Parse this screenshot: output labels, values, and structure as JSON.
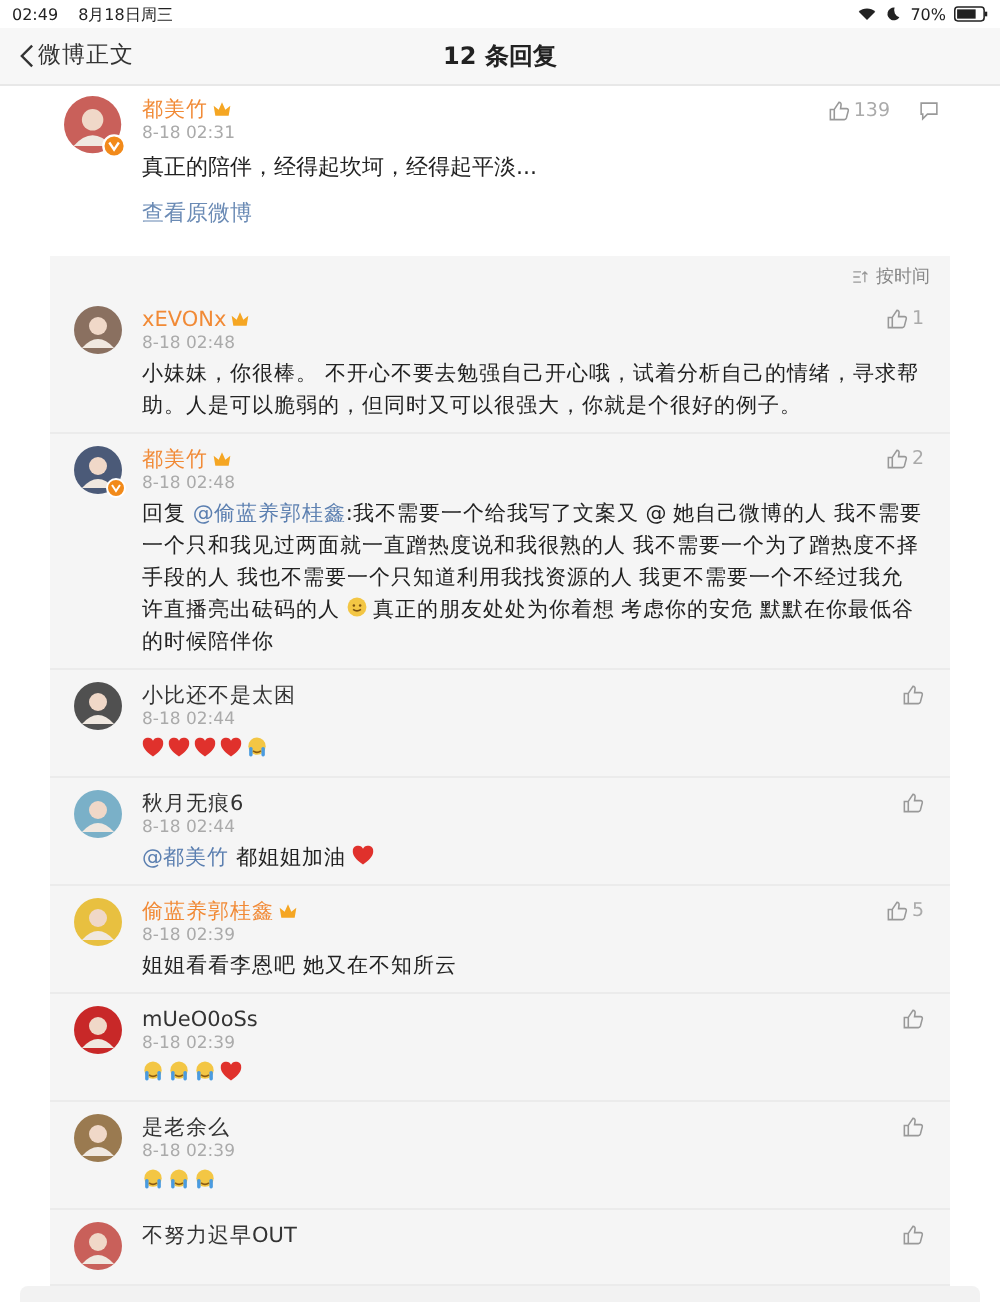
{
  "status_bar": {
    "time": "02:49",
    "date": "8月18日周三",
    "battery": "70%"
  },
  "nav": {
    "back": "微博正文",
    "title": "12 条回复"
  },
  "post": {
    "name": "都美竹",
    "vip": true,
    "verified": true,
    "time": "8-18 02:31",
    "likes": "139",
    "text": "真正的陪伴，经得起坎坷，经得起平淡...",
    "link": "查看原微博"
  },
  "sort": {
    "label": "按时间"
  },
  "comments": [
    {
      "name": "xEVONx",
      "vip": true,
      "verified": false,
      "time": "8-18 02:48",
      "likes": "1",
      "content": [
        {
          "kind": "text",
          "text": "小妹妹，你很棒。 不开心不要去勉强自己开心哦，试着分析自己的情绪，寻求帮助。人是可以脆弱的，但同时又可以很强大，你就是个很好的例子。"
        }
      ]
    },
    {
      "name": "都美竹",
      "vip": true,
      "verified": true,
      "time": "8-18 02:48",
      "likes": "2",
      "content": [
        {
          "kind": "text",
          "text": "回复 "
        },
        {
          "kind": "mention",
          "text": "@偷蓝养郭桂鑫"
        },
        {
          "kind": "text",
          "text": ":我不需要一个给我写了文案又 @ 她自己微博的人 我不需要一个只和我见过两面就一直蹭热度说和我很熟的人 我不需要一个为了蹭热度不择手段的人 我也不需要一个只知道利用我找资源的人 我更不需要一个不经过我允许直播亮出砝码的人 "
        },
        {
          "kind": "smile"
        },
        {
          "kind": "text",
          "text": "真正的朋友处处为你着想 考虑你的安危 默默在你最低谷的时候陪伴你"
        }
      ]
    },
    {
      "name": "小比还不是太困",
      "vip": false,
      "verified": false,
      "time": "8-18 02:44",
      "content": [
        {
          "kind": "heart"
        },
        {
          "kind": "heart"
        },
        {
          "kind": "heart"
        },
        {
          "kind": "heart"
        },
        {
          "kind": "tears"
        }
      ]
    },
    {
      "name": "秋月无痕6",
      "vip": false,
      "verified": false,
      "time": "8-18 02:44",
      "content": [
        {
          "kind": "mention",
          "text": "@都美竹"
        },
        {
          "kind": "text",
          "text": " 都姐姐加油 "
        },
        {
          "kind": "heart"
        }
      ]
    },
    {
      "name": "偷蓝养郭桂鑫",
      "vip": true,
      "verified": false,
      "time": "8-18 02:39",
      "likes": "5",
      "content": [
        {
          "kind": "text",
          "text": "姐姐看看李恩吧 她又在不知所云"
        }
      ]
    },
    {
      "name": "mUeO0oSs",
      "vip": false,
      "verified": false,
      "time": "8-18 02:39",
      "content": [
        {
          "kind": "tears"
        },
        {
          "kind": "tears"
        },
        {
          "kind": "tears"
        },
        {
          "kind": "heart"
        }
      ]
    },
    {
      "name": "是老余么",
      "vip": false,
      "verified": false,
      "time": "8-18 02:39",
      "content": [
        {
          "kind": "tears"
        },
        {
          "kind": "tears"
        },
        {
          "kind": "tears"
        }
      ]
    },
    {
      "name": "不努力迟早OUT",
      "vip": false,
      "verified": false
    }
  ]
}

--

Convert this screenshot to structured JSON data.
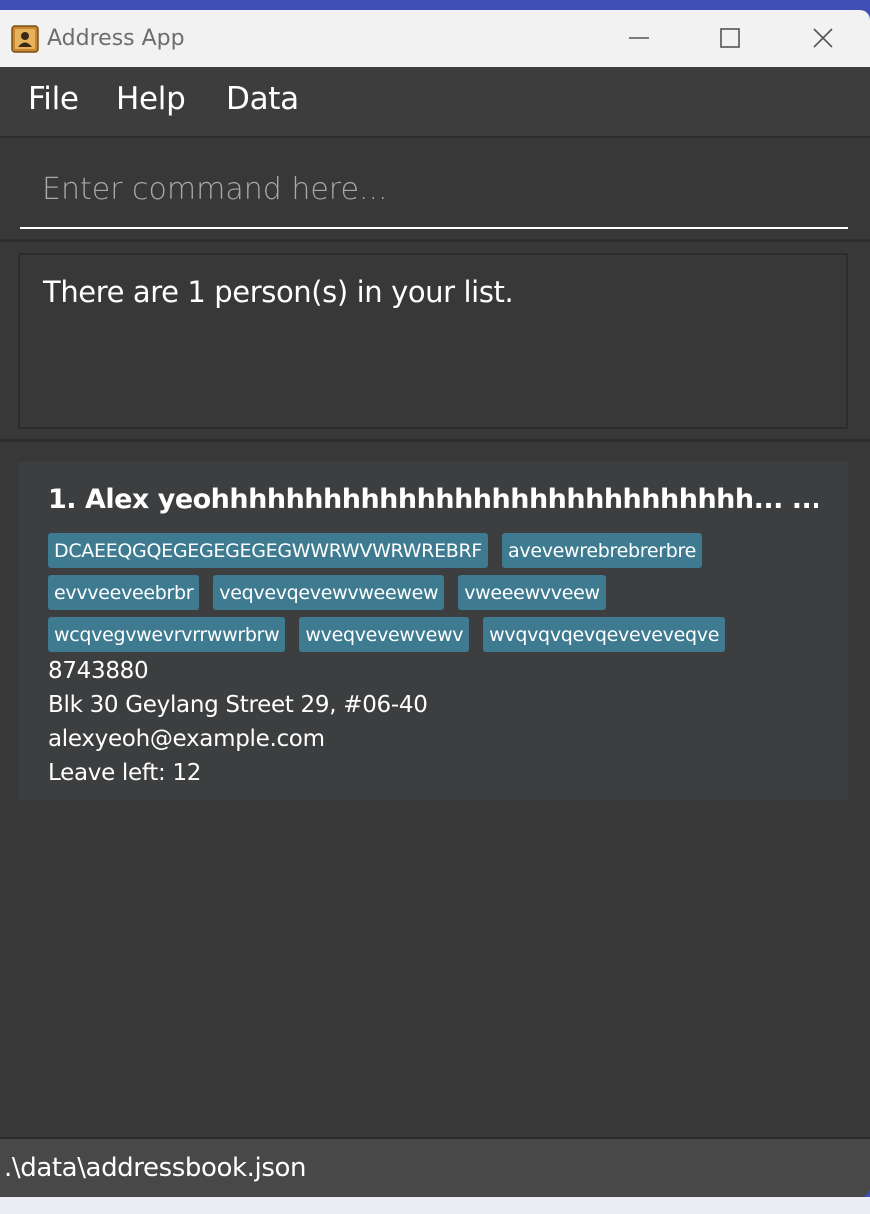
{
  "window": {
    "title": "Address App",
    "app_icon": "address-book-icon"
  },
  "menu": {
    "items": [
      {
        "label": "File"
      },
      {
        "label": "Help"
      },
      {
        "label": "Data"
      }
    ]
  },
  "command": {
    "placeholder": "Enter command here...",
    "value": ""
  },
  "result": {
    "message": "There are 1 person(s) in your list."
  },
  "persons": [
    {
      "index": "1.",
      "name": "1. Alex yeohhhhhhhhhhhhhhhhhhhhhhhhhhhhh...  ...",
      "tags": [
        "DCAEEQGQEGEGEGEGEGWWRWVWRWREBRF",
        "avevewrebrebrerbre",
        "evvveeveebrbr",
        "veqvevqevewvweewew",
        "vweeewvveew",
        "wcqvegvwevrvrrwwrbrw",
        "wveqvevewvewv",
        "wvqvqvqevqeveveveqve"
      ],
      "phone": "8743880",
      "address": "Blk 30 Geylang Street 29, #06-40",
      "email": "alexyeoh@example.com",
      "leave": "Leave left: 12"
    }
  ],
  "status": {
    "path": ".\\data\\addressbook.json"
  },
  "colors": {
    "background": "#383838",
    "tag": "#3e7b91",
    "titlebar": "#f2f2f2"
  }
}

• Exercise: Work out how many lines of the listing above include "name". Answer with the number and nothing more.

• Worked solution: 10